> _Requirement_:
Gather up every line that includes the string "content".

-- start Exercise data --

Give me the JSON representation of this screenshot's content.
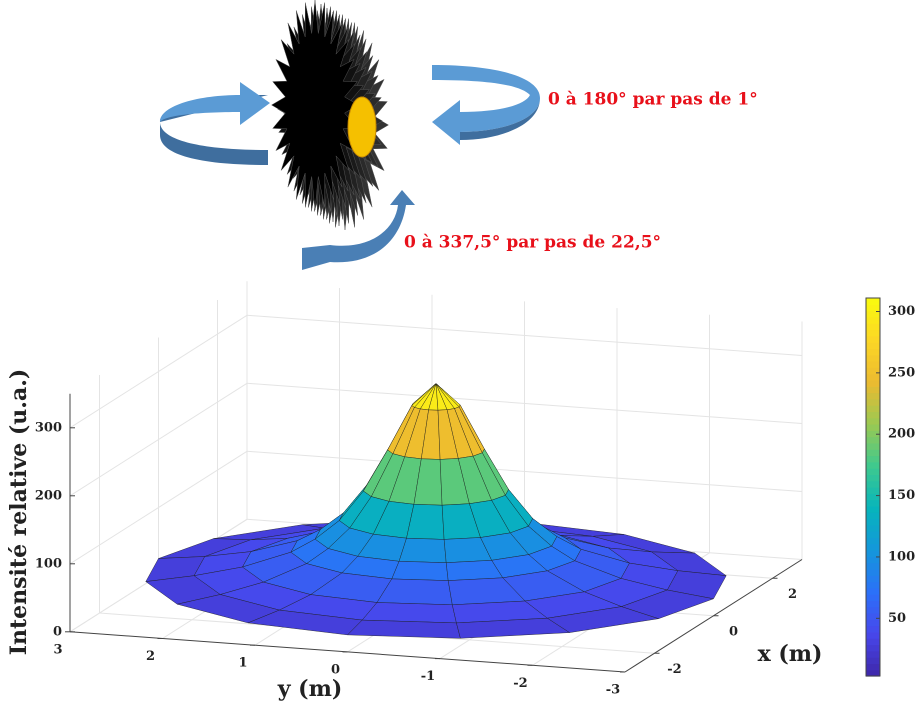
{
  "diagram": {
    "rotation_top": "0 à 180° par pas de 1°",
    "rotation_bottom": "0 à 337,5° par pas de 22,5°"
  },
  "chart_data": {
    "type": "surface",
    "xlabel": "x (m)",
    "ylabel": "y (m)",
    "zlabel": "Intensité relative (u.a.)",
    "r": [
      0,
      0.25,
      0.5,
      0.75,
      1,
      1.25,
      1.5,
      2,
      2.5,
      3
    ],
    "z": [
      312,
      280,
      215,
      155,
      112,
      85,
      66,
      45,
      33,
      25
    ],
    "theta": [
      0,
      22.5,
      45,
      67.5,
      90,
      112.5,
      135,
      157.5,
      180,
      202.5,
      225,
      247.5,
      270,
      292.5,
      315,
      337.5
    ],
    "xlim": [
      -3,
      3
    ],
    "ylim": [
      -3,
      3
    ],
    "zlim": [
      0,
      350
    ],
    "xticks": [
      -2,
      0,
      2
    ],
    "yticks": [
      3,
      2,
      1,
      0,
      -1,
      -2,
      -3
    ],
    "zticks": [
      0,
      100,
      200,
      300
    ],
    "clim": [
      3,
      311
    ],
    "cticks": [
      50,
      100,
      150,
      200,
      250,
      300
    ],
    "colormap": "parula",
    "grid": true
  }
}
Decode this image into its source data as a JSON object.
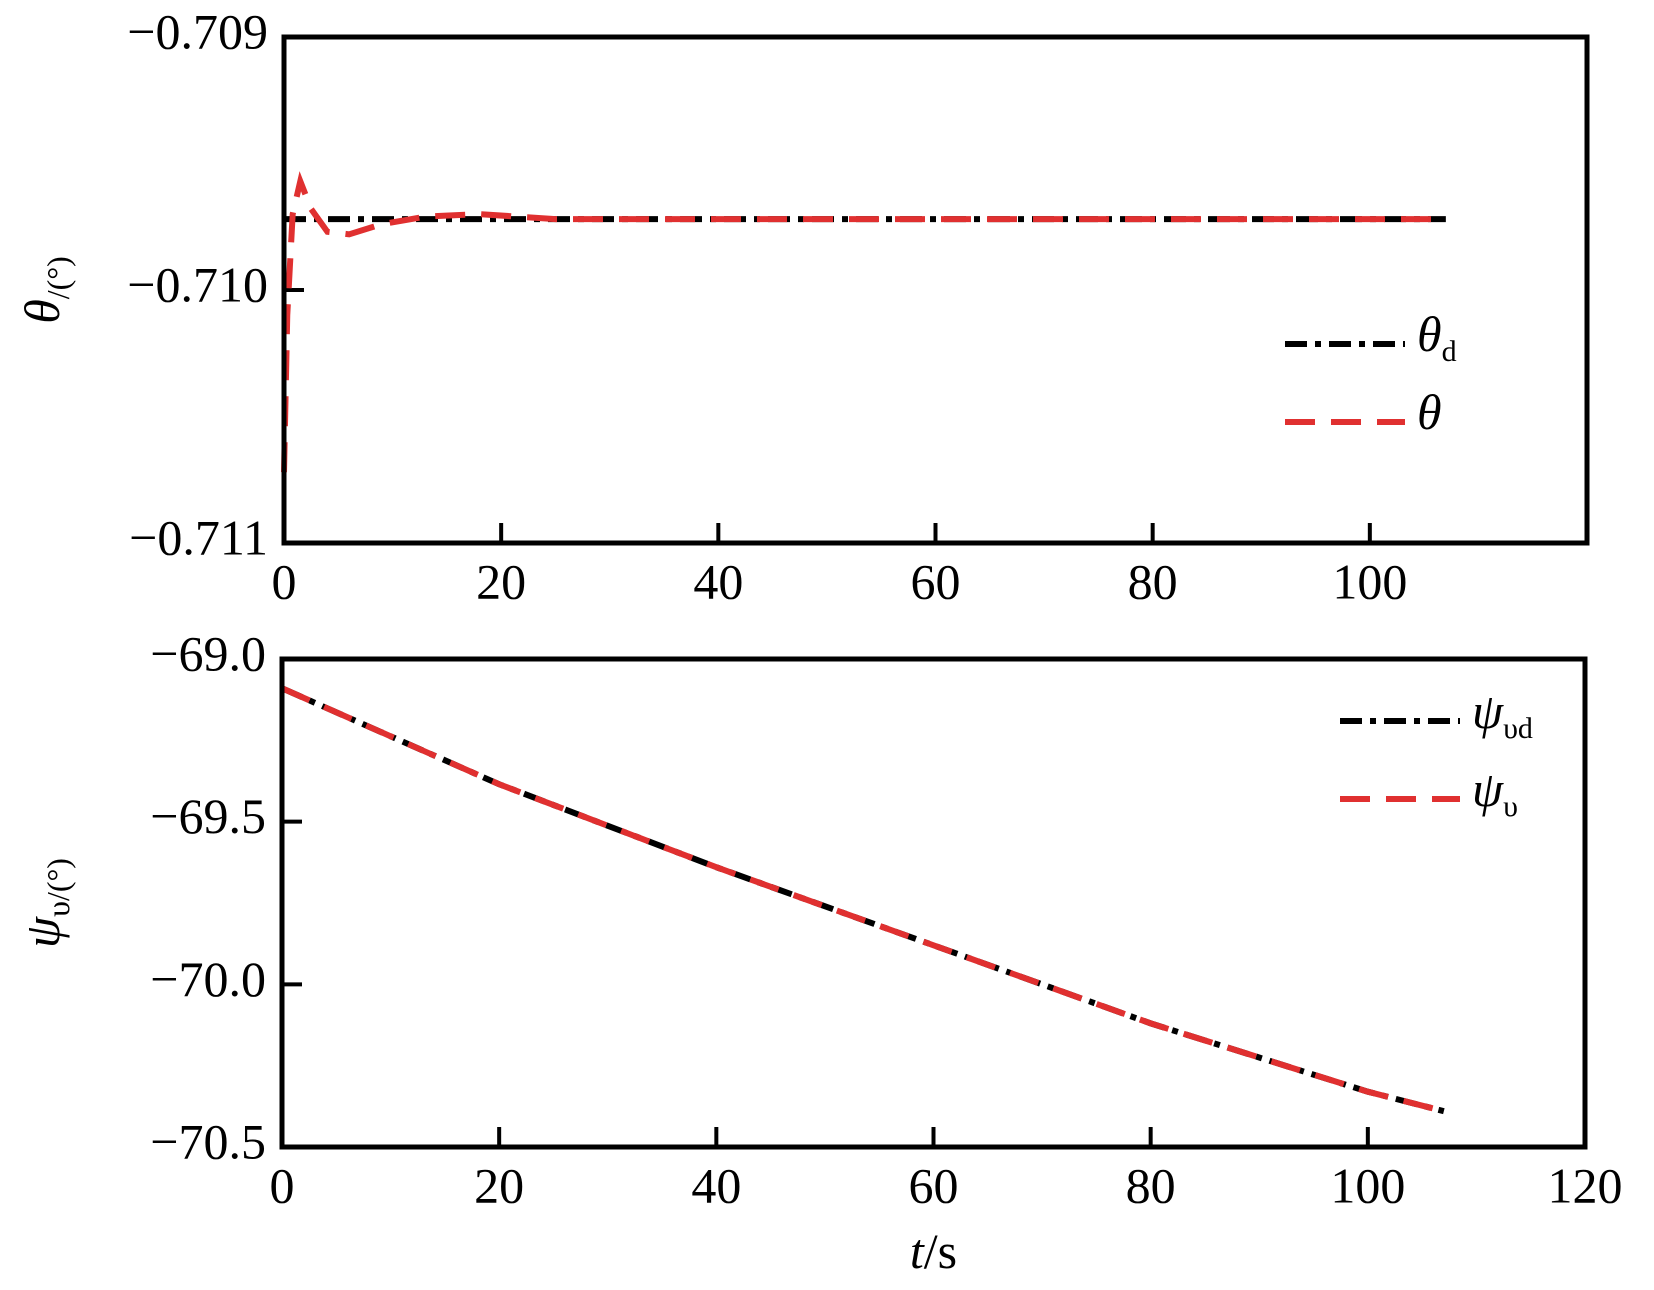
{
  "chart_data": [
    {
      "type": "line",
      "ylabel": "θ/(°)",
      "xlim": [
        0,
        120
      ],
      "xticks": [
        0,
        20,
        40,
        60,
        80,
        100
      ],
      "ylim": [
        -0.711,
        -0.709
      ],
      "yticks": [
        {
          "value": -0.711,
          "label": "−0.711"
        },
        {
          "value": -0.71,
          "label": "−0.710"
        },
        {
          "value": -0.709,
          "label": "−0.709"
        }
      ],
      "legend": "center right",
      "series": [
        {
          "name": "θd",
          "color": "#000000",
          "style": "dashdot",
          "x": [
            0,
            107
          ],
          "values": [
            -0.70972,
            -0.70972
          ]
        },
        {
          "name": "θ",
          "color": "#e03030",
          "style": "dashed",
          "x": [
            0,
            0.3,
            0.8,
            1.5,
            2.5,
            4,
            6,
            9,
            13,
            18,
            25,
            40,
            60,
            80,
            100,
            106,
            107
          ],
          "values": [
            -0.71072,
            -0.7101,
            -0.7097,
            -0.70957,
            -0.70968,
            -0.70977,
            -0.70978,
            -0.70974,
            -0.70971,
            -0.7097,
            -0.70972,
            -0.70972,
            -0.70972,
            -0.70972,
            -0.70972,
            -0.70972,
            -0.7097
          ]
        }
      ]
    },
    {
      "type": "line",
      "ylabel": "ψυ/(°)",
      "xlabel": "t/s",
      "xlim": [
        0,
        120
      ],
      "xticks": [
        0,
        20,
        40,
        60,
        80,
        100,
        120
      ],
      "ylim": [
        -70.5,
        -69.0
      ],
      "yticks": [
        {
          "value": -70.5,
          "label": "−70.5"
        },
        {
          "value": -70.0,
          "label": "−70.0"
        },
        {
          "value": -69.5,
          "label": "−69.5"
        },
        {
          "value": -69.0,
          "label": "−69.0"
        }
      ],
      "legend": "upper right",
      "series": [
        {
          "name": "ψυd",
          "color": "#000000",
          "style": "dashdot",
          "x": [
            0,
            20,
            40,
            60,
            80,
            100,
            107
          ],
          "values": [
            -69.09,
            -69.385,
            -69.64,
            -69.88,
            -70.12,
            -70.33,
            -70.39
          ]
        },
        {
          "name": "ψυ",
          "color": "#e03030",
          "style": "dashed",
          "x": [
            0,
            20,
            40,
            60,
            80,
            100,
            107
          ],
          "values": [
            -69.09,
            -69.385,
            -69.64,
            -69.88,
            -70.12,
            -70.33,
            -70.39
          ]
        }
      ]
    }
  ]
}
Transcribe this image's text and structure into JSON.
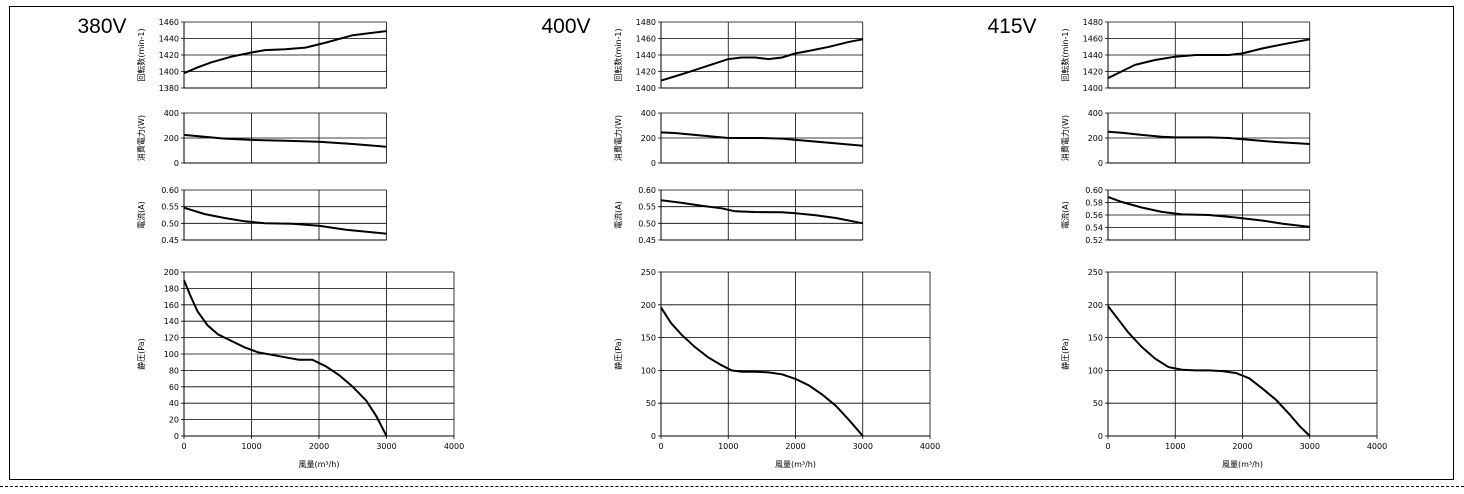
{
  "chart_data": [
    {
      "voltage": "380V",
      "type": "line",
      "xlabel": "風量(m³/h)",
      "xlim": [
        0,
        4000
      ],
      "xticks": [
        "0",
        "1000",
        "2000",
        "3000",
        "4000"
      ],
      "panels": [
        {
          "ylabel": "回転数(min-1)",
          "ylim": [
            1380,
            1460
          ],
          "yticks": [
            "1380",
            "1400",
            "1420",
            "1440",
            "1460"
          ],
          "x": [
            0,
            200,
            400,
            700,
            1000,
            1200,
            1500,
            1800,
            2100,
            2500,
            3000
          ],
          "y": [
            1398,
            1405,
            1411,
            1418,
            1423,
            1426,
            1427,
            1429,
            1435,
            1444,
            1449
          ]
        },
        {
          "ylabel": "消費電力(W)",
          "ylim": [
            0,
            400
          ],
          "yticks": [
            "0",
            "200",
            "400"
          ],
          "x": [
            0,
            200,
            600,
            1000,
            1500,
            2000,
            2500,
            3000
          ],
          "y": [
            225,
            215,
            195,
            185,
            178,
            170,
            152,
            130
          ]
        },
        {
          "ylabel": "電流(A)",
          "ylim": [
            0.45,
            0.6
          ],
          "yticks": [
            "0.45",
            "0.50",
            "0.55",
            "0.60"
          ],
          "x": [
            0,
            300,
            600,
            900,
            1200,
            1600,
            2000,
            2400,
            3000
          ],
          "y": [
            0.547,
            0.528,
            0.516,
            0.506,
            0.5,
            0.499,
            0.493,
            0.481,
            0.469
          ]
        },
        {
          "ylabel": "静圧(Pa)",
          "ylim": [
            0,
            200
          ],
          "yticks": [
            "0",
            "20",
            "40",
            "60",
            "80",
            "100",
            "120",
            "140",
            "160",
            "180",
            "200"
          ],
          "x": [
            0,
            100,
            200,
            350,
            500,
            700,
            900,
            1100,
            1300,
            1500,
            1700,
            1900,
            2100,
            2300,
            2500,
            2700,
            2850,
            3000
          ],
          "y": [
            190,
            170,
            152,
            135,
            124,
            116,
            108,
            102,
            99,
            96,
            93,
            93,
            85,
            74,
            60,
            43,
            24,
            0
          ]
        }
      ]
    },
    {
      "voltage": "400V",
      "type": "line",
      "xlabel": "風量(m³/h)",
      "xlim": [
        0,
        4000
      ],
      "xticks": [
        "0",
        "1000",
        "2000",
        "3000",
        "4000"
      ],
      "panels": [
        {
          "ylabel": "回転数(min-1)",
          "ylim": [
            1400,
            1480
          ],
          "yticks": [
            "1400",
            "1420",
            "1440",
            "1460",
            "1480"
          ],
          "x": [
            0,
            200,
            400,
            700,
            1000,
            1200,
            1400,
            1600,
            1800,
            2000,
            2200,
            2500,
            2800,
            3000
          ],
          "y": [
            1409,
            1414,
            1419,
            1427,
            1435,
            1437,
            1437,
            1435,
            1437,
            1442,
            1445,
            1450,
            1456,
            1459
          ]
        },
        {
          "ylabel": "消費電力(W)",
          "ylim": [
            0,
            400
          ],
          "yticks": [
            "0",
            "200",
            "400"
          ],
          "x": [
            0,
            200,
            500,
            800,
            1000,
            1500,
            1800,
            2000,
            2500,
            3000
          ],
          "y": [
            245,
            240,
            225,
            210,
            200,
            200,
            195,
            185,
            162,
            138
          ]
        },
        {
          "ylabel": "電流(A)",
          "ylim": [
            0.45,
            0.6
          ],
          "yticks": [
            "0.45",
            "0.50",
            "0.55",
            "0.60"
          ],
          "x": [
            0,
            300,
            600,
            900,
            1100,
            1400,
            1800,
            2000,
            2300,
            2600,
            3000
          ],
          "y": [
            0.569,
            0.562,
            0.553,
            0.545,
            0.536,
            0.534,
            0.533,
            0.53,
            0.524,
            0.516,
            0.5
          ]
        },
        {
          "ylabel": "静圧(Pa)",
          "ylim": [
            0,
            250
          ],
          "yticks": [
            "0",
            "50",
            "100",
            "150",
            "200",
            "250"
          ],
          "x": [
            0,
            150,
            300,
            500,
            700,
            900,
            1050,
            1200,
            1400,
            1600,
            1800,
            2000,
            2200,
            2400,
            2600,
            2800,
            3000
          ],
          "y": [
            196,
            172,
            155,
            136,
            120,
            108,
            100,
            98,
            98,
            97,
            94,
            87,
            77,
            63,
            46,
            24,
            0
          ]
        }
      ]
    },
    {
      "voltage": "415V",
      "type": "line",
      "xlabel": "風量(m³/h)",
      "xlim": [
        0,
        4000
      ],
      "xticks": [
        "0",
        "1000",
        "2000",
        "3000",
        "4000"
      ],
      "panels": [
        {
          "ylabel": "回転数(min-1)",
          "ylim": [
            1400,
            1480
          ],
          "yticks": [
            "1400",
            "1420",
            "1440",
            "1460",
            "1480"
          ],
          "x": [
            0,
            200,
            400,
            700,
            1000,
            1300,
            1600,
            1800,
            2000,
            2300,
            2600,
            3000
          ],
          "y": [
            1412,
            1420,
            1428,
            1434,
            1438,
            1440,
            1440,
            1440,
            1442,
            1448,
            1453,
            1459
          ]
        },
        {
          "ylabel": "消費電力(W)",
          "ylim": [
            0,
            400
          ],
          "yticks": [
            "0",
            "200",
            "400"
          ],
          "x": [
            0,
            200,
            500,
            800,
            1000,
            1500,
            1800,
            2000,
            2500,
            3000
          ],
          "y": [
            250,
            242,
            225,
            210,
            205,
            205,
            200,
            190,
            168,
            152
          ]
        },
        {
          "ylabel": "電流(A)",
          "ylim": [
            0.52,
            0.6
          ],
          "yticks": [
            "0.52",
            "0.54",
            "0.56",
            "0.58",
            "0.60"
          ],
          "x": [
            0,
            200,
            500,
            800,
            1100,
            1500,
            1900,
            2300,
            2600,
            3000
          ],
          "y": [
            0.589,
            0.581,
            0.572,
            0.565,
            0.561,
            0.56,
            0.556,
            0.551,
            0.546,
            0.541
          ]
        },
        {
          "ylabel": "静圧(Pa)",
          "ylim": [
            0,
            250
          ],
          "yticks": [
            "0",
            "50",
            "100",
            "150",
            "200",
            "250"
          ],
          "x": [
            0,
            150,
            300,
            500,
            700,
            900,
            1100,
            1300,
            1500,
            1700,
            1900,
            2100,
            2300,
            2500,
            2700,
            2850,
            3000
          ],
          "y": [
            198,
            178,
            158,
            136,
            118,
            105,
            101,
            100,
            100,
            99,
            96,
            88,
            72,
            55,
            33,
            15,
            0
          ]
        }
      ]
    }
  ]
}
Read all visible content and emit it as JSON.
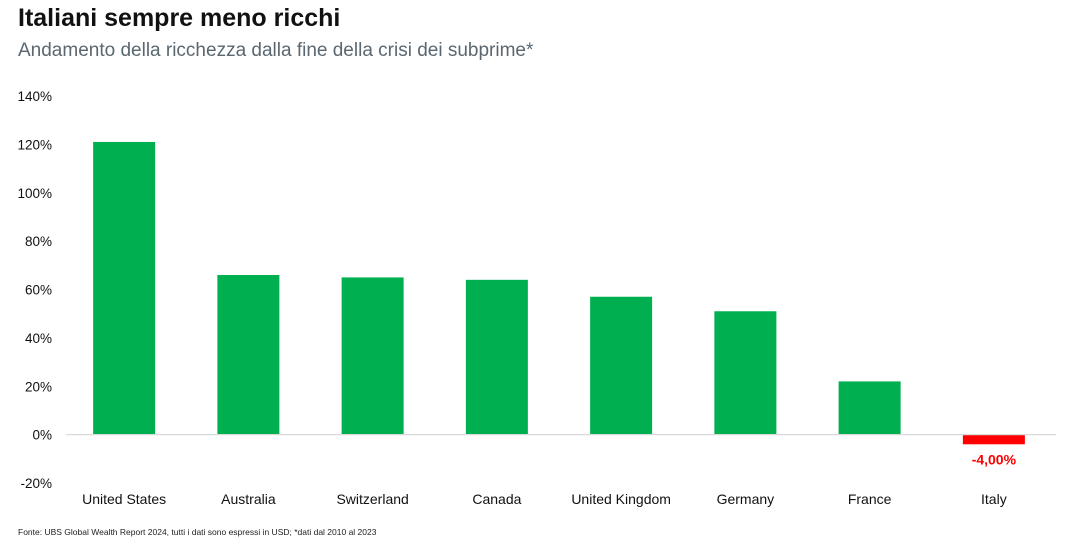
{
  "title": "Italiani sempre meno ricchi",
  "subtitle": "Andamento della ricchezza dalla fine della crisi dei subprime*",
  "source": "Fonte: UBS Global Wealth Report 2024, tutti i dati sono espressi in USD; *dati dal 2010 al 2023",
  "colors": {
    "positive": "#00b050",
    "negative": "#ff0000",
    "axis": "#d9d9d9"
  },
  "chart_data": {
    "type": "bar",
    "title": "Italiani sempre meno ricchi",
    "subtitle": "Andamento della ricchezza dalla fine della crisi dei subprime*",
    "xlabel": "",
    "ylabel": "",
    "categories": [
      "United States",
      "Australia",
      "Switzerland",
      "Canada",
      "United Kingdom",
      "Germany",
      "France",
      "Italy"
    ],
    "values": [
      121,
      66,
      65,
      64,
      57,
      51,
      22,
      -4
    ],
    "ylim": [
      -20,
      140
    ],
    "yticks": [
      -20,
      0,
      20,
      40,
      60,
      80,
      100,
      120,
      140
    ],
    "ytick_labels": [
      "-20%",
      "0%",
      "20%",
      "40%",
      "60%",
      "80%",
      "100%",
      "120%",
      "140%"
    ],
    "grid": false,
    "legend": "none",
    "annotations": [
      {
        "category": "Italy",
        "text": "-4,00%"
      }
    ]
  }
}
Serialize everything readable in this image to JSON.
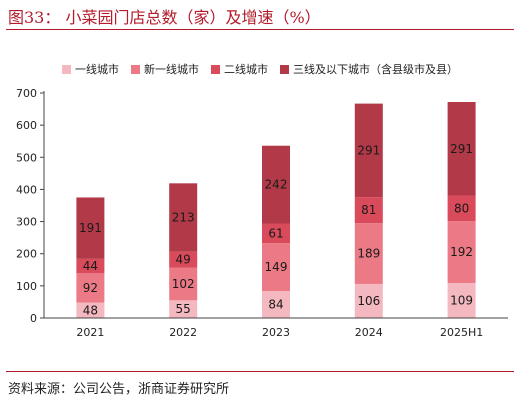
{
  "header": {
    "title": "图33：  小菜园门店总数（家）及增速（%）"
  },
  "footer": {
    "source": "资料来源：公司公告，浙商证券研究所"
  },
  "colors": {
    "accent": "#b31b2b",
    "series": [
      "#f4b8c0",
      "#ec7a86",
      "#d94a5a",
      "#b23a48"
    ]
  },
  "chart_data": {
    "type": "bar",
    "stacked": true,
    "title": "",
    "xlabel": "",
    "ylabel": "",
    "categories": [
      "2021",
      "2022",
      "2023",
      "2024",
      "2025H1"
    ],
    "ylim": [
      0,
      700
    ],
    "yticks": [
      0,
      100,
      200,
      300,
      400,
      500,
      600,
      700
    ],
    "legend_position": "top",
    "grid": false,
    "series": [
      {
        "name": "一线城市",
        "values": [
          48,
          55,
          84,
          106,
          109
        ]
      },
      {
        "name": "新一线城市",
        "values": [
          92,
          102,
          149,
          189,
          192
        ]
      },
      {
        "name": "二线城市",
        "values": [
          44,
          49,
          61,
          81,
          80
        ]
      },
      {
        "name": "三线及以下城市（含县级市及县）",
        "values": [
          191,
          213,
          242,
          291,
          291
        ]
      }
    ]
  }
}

-- end Exercise data --

> _Task result_:
Give me the JSON representation of this screenshot's content.
Read all visible content and emit it as JSON.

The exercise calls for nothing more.